-- Start Input material --

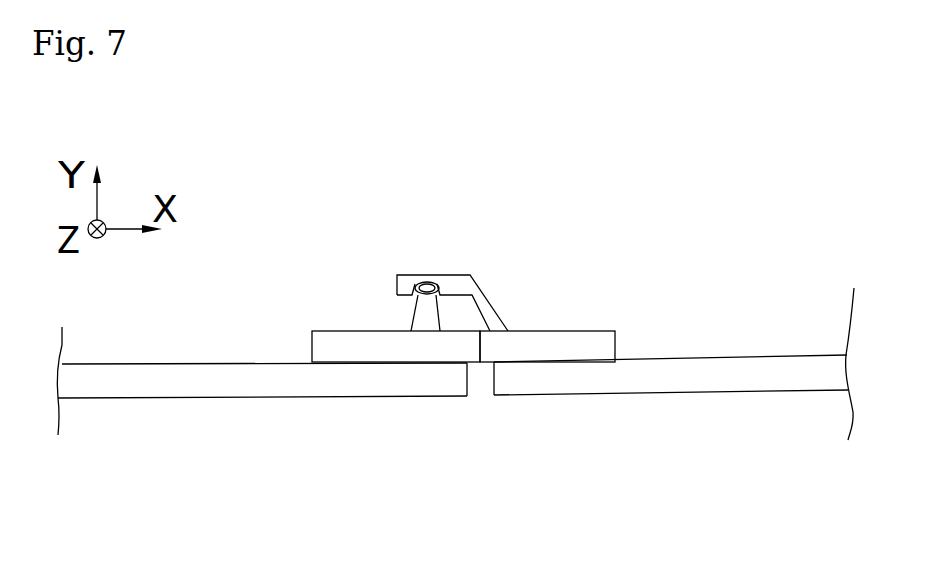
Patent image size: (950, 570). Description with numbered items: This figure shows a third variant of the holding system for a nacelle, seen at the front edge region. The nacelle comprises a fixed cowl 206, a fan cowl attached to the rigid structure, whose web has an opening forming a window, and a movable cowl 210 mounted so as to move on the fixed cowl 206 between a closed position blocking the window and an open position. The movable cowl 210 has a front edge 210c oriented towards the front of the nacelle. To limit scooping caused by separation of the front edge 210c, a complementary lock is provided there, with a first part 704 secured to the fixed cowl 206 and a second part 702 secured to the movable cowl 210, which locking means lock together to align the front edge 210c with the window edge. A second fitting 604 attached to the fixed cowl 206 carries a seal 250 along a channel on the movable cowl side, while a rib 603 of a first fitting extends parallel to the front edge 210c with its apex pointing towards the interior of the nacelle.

The movable cowl 210 is at (93, 390).
The front edge 210c is at (467, 378).
The fixed cowl 206 is at (760, 378).
The second part 702 is at (332, 347).
The first part 704 is at (598, 342).
The second fitting 604 is at (483, 305).
The seal 250 is at (425, 287).
The rib 603 is at (427, 317).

-- End Input material --

• [Written request]:
Display every line of the items above that contains the word "edge".

• [Expected answer]:
Patent image size: (950, 570). Description with numbered items: This figure shows a third variant of the holding system for a nacelle, seen at the front edge region. The nacelle comprises a fixed cowl 206, a fan cowl attached to the rigid structure, whose web has an opening forming a window, and a movable cowl 210 mounted so as to move on the fixed cowl 206 between a closed position blocking the window and an open position. The movable cowl 210 has a front edge 210c oriented towards the front of the nacelle. To limit scooping caused by separation of the front edge 210c, a complementary lock is provided there, with a first part 704 secured to the fixed cowl 206 and a second part 702 secured to the movable cowl 210, which locking means lock together to align the front edge 210c with the window edge. A second fitting 604 attached to the fixed cowl 206 carries a seal 250 along a channel on the movable cowl side, while a rib 603 of a first fitting extends parallel to the front edge 210c with its apex pointing towards the interior of the nacelle.
The front edge 210c is at (467, 378).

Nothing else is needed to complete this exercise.